-- START --
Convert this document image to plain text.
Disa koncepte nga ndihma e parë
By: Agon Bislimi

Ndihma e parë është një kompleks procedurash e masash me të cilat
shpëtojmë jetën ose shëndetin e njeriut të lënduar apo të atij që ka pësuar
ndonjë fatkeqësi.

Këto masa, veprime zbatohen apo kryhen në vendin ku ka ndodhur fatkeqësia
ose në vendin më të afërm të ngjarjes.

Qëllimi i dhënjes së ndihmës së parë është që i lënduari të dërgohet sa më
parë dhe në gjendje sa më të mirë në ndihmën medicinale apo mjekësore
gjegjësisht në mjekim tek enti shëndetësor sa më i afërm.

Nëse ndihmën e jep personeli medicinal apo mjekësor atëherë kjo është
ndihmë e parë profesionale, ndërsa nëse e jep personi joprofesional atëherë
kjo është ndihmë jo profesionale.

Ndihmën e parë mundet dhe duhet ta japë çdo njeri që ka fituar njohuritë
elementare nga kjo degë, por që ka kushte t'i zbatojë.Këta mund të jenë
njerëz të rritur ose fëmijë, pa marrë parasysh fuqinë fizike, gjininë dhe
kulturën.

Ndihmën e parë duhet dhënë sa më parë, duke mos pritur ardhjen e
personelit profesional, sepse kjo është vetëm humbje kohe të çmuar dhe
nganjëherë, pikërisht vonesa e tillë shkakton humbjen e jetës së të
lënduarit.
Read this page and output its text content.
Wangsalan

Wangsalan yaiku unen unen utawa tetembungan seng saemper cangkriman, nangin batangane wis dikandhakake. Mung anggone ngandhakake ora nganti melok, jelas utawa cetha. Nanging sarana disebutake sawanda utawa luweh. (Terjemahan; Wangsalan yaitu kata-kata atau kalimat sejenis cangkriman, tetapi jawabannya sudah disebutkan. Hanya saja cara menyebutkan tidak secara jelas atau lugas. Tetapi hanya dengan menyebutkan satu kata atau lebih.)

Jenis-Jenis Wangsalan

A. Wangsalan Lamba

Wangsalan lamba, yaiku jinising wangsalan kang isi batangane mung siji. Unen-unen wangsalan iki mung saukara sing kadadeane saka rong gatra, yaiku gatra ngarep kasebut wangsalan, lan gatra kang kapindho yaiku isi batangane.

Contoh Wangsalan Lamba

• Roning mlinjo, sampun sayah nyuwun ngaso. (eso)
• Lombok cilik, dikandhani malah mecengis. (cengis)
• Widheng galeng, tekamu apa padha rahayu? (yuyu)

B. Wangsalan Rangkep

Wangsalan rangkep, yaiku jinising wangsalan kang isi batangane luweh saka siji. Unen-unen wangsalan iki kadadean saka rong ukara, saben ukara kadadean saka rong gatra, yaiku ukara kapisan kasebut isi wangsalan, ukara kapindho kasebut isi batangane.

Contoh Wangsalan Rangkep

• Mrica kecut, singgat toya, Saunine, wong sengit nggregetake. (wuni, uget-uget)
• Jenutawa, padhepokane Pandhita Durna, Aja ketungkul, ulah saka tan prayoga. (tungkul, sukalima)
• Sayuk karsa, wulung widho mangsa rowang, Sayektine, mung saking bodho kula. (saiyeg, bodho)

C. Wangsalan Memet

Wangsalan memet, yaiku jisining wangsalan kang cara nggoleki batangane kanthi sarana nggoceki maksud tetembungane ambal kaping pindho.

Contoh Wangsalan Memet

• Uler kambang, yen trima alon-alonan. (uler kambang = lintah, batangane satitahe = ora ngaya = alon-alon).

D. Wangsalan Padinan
-- END --
TASK STATEMENT: Restate the whole of the material exactly.

OUTPUT OF THE EXERCISE:
Convert this document image to plain text.
Disa koncepte nga ndihma e parë
By: Agon Bislimi

Ndihma e parë është një kompleks procedurash e masash me të cilat
shpëtojmë jetën ose shëndetin e njeriut të lënduar apo të atij që ka pësuar
ndonjë fatkeqësi.

Këto masa, veprime zbatohen apo kryhen në vendin ku ka ndodhur fatkeqësia
ose në vendin më të afërm të ngjarjes.

Qëllimi i dhënjes së ndihmës së parë është që i lënduari të dërgohet sa më
parë dhe në gjendje sa më të mirë në ndihmën medicinale apo mjekësore
gjegjësisht në mjekim tek enti shëndetësor sa më i afërm.

Nëse ndihmën e jep personeli medicinal apo mjekësor atëherë kjo është
ndihmë e parë profesionale, ndërsa nëse e jep personi joprofesional atëherë
kjo është ndihmë jo profesionale.

Ndihmën e parë mundet dhe duhet ta japë çdo njeri që ka fituar njohuritë
elementare nga kjo degë, por që ka kushte t'i zbatojë.Këta mund të jenë
njerëz të rritur ose fëmijë, pa marrë parasysh fuqinë fizike, gjininë dhe
kulturën.

Ndihmën e parë duhet dhënë sa më parë, duke mos pritur ardhjen e
personelit profesional, sepse kjo është vetëm humbje kohe të çmuar dhe
nganjëherë, pikërisht vonesa e tillë shkakton humbjen e jetës së të
lënduarit.
Read this page and output its text content.
Wangsalan

Wangsalan yaiku unen unen utawa tetembungan seng saemper cangkriman, nangin batangane wis dikandhakake. Mung anggone ngandhakake ora nganti melok, jelas utawa cetha. Nanging sarana disebutake sawanda utawa luweh. (Terjemahan; Wangsalan yaitu kata-kata atau kalimat sejenis cangkriman, tetapi jawabannya sudah disebutkan. Hanya saja cara menyebutkan tidak secara jelas atau lugas. Tetapi hanya dengan menyebutkan satu kata atau lebih.)

Jenis-Jenis Wangsalan

A. Wangsalan Lamba

Wangsalan lamba, yaiku jinising wangsalan kang isi batangane mung siji. Unen-unen wangsalan iki mung saukara sing kadadeane saka rong gatra, yaiku gatra ngarep kasebut wangsalan, lan gatra kang kapindho yaiku isi batangane.

Contoh Wangsalan Lamba

• Roning mlinjo, sampun sayah nyuwun ngaso. (eso)
• Lombok cilik, dikandhani malah mecengis. (cengis)
• Widheng galeng, tekamu apa padha rahayu? (yuyu)

B. Wangsalan Rangkep

Wangsalan rangkep, yaiku jinising wangsalan kang isi batangane luweh saka siji. Unen-unen wangsalan iki kadadean saka rong ukara, saben ukara kadadean saka rong gatra, yaiku ukara kapisan kasebut isi wangsalan, ukara kapindho kasebut isi batangane.

Contoh Wangsalan Rangkep

• Mrica kecut, singgat toya, Saunine, wong sengit nggregetake. (wuni, uget-uget)
• Jenutawa, padhepokane Pandhita Durna, Aja ketungkul, ulah saka tan prayoga. (tungkul, sukalima)
• Sayuk karsa, wulung widho mangsa rowang, Sayektine, mung saking bodho kula. (saiyeg, bodho)

C. Wangsalan Memet

Wangsalan memet, yaiku jisining wangsalan kang cara nggoleki batangane kanthi sarana nggoceki maksud tetembungane ambal kaping pindho.

Contoh Wangsalan Memet

• Uler kambang, yen trima alon-alonan. (uler kambang = lintah, batangane satitahe = ora ngaya = alon-alon).

D. Wangsalan Padinan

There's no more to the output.